### Aufgabe A
Gib die Einträge als Markdown-Tabelle mit den Spalten „Nr“ und „Zeile“ aus, ohne Leerzeilen. Beginne bei der Zeile mit „tree-item-chapter03[interactable]: ▷ chapter03“ und höre nach der Zeile mit „folder-icon bbox=[126, 413, 144, 427]“ auf.

Klappt mit Sicherheit nicht bei tiefen Frequenzen!

Hol dir besser einen neuen Schrank, alles andere ist aus meiner Sicht zu aufwendig und wird auch nicht gut aussehen


----------



## BautznerSnef (23. Juli 2012)

*AW: Schrank vibriert zu stark beim Bass Suche Lösung*

Hab das Problem das bei mir die ganze Wohnung vibriert. Also muss ich mir ne neue Wohnung suchen?


----------



## Zappaesk (23. Juli 2012)

*AW: Schrank vibriert zu stark beim Bass Suche Lösung*



BautznerSnef schrieb:


> Hab das Problem das bei mir die ganze Wohnung vibriert. Also muss ich mir ne neue Wohnung suchen?



Wohnst du in nem Container?!


----------



## BautznerSnef (23. Juli 2012)

*AW: Schrank vibriert zu stark beim Bass Suche Lösung*

Nein, sollte ich?


----------



## Zappaesk (23. Juli 2012)

*AW: Schrank vibriert zu stark beim Bass Suche Lösung*

Na wenn die Wohnung vibriert, dann liegt die Vermutung nahe, dass es ein Container ist. gemauerte Wände vibrieren jedenfalls bei einer nicht sofort taub machenden Lautstärke nicht. Meine Holzwände im übrigen auch nicht.


----------



## BautznerSnef (23. Juli 2012)

*AW: Schrank vibriert zu stark beim Bass Suche Lösung*

Ich sag mal so, in meiner alten Dachwohnung (Mittlerweile Gästewohnung) (Eigentumshaus) vibrierts wenn ich unten in meiner Bude voll auf dreh. 
Wer hört denn nicht Laut Musik?


----------



## BloodySuicide (23. Juli 2012)

*AW: Schrank vibriert zu stark beim Bass Suche Lösung*

Versuchs mal mit meiner Methode: 4 Füße aus Waschmaschinengummi/Polysyrolplatte/Waschmaschinengummi/Filzplatte für Fußböden. Die Füße sind zumindest bei mir 7x7cm und wuchten meine 32kg Nuberts 
Gegen Vibrationen durch Schalldruck kannste eh nix machen, außer Zimmer umstellen.


----------



## Zappaesk (23. Juli 2012)

*AW: Schrank vibriert zu stark beim Bass Suche Lösung*



BloodySuicide schrieb:


> Gegen Vibrationen durch Schalldruck kannste eh nix machen, außer Zimmer umstellen.

### Daten zur Übung
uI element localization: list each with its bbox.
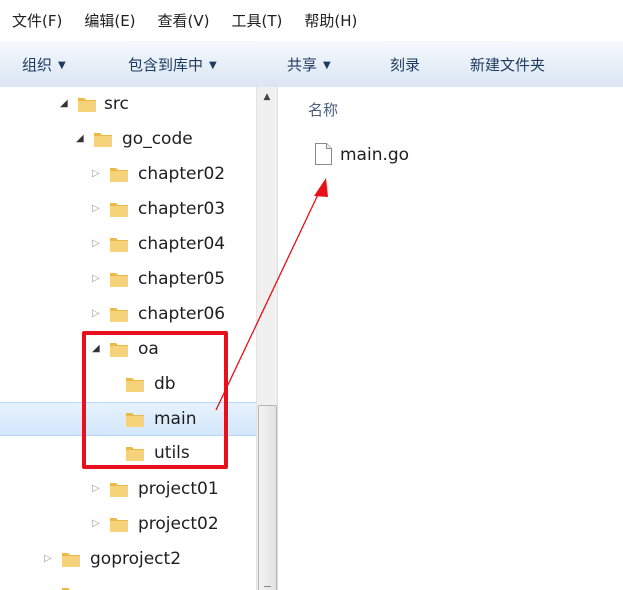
tree-item-chapter03[interactable]: ▷ chapter03 bbox=[0, 193, 256, 227]
menu-view[interactable]: 查看(V) bbox=[148, 10, 222, 31]
tree-item-label: utils bbox=[154, 443, 190, 463]
tree-item-label: src bbox=[104, 94, 129, 114]
folder-icon bbox=[126, 413, 144, 427]
caret-down-icon: ▼ bbox=[323, 60, 331, 71]
burn-label: 刻录 bbox=[390, 56, 421, 74]
tree-item-src[interactable]: ◢ src bbox=[0, 88, 256, 122]
expanded-arrow-icon[interactable]: ◢ bbox=[92, 343, 102, 355]
tree-item-oa[interactable]: ◢ oa bbox=[0, 333, 256, 367]
tree-item-partial[interactable] bbox=[0, 578, 256, 590]
caret-down-icon: ▼ bbox=[58, 60, 66, 71]
file-list-pane: 名称 main.go bbox=[278, 87, 623, 590]
organize-label: 组织 bbox=[22, 56, 53, 74]
menu-bar: 文件(F) 编辑(E) 查看(V) 工具(T) 帮助(H) bbox=[0, 0, 623, 40]
document-icon bbox=[315, 143, 332, 165]
tree-item-label: chapter02 bbox=[138, 164, 226, 184]
tree-item-label: goproject2 bbox=[90, 549, 182, 569]
new-folder-label: 新建文件夹 bbox=[470, 56, 546, 74]
scroll-up-arrow-icon[interactable]: ▲ bbox=[257, 87, 277, 107]
collapsed-arrow-icon[interactable]: ▷ bbox=[92, 168, 102, 180]
menu-edit[interactable]: 编辑(E) bbox=[74, 10, 147, 31]
collapsed-arrow-icon[interactable]: ▷ bbox=[92, 238, 102, 250]
share-button[interactable]: 共享 ▼ bbox=[287, 54, 331, 75]
folder-icon bbox=[110, 343, 128, 357]
collapsed-arrow-icon[interactable]: ▷ bbox=[92, 518, 102, 530]
folder-icon bbox=[126, 447, 144, 461]
collapsed-arrow-icon[interactable]: ▷ bbox=[92, 308, 102, 320]
folder-icon bbox=[110, 308, 128, 322]
folder-icon bbox=[110, 518, 128, 532]
folder-icon bbox=[110, 273, 128, 287]
expanded-arrow-icon[interactable]: ◢ bbox=[76, 133, 86, 145]
collapsed-arrow-icon[interactable]: ▷ bbox=[92, 203, 102, 215]
tree-item-go-code[interactable]: ◢ go_code bbox=[0, 123, 256, 157]
tree-item-label: oa bbox=[138, 339, 159, 359]
tree-item-label: db bbox=[154, 374, 176, 394]
include-in-library-button[interactable]: 包含到库中 ▼ bbox=[128, 54, 217, 75]
tree-item-chapter06[interactable]: ▷ chapter06 bbox=[0, 298, 256, 332]
tree-item-chapter04[interactable]: ▷ chapter04 bbox=[0, 228, 256, 262]
burn-button[interactable]: 刻录 bbox=[390, 54, 420, 75]
tree-item-label: chapter06 bbox=[138, 304, 226, 324]
menu-tools[interactable]: 工具(T) bbox=[222, 10, 295, 31]
tree-item-chapter02[interactable]: ▷ chapter02 bbox=[0, 158, 256, 192]
collapsed-arrow-icon[interactable]: ▷ bbox=[92, 273, 102, 285]
tree-item-project02[interactable]: ▷ project02 bbox=[0, 508, 256, 542]
folder-icon bbox=[62, 588, 80, 590]
collapsed-arrow-icon[interactable]: ▷ bbox=[44, 553, 54, 565]
nav-scrollbar[interactable]: ▲ bbox=[256, 87, 277, 590]
grip-icon bbox=[264, 586, 271, 590]
tree-item-label: project01 bbox=[138, 479, 219, 499]
tree-item-db[interactable]: db bbox=[0, 368, 256, 402]
collapsed-arrow-icon[interactable]: ▷ bbox=[92, 483, 102, 495]
tree-item-label: chapter05 bbox=[138, 269, 226, 289]
tree-item-utils[interactable]: utils bbox=[0, 437, 256, 471]
folder-icon bbox=[110, 203, 128, 217]
folder-icon bbox=[62, 553, 80, 567]
include-library-label: 包含到库中 bbox=[128, 56, 204, 74]
tree-item-label: chapter04 bbox=[138, 234, 226, 254]
command-toolbar: 组织 ▼ 包含到库中 ▼ 共享 ▼ 刻录 新建文件夹 bbox=[0, 40, 623, 88]
folder-icon bbox=[110, 168, 128, 182]
tree-item-project01[interactable]: ▷ project01 bbox=[0, 473, 256, 507]
organize-button[interactable]: 组织 ▼ bbox=[22, 54, 66, 75]
scroll-thumb[interactable] bbox=[258, 405, 277, 590]
new-folder-button[interactable]: 新建文件夹 bbox=[470, 54, 545, 75]
folder-icon bbox=[126, 378, 144, 392]
tree-item-main[interactable]: main bbox=[0, 402, 256, 436]
tree-item-label: chapter03 bbox=[138, 199, 226, 219]
menu-file[interactable]: 文件(F) bbox=[0, 10, 74, 31]
tree-item-label: project02 bbox=[138, 514, 219, 534]
caret-down-icon: ▼ bbox=[209, 60, 217, 71]
folder-icon bbox=[110, 483, 128, 497]
navigation-pane: ◢ src ◢ go_code ▷ chapter02 ▷ chapter03 … bbox=[0, 87, 278, 590]
tree-item-goproject2[interactable]: ▷ goproject2 bbox=[0, 543, 256, 577]
menu-help[interactable]: 帮助(H) bbox=[294, 10, 369, 31]
file-name: main.go bbox=[340, 145, 410, 165]
folder-icon bbox=[78, 98, 96, 112]
expanded-arrow-icon[interactable]: ◢ bbox=[60, 98, 70, 110]
tree-item-label: go_code bbox=[122, 129, 193, 149]
tree-item-chapter05[interactable]: ▷ chapter05 bbox=[0, 263, 256, 297]
folder-icon bbox=[94, 133, 112, 147]
column-header-name[interactable]: 名称 bbox=[308, 99, 338, 120]
explorer-window: 文件(F) 编辑(E) 查看(V) 工具(T) 帮助(H) 组织 ▼ 包含到库中 ▼… bbox=[0, 0, 623, 590]
share-label: 共享 bbox=[287, 56, 318, 74]
tree-item-label: main bbox=[154, 409, 197, 429]
folder-icon bbox=[110, 238, 128, 252]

### Aufgabe B
Schreibe den Forumsthread über den beim Bass vibrierenden Schrank im Anschluss an die zuletzt gezeigte Stelle weiter.

### Ergebnis A
| Nr | Zeile |
|---|---|
| 1 | tree-item-chapter03[interactable]: ▷ chapter03 bbox=[0, 193, 256, 227] |
| 2 | menu-view[interactable]: 查看(V) bbox=[148, 10, 222, 31] |
| 3 | tree-item-label: utils bbox=[154, 443, 190, 463] |
| 4 | tree-item-label: src bbox=[104, 94, 129, 114] |
| 5 | folder-icon bbox=[126, 413, 144, 427] |

### Ergebnis B
 
Gerade gegen den kann man was machen indem man gezielt die Resonanzfrequenzen der mitschwingenden Teile verstimmt. Bei nem ganzen Zimmer wirds natürlich schwieriger als bei nem Schrank.


----------



## BautznerSnef (23. Juli 2012)

*AW: Schrank vibriert zu stark beim Bass Suche Lösung*

Und was kann man machen wenn die Möbel im ganzen Haus mit wippen?  was wär da von der Masse am günstigsten um diese Möbel zu Dämpfen?


----------



## Zappaesk (24. Juli 2012)

*AW: Schrank vibriert zu stark beim Bass Suche Lösung*

Was man da als Masse (Schwerfolie, Holz,...) nimmt ist ja egal. Wichtig ist, das es genug ist um die Resonanzfrequenz zu verstimmen. Die Position ist auch wichtig, aber ich denke es erklärt sich von alleine, dass eine schwingende Fläche in der Mitte und nicht am Rand oder Eck beschwert werden muss.

Alternativ kann man schwingende Flächen auch aussteifen. D.h z.B. eine Dachlatte auf ne schwingende Seitenwand des Schranks (kann man ja innen machen, dann sieht mans net) sollte auch etwas bringen.


----------



## Prozessorarchitektur (24. Juli 2012)

*AW: Schrank vibriert zu stark beim Bass Suche Lösung*

Mann sei ihr taub
So laut könnte ich nicht aufdrehen ohne das mir die Nachbarn aufn Kopf Springen


----------



## Zappaesk (24. Juli 2012)

*AW: Schrank vibriert zu stark beim Bass Suche Lösung*



byaliar schrieb:


> Mann sei ihr taub
> So laut könnte ich nicht aufdrehen ohne das mir die Nachbarn aufn Kopf Springen



Wie laut ist so laut?


----------



## BautznerSnef (24. Juli 2012)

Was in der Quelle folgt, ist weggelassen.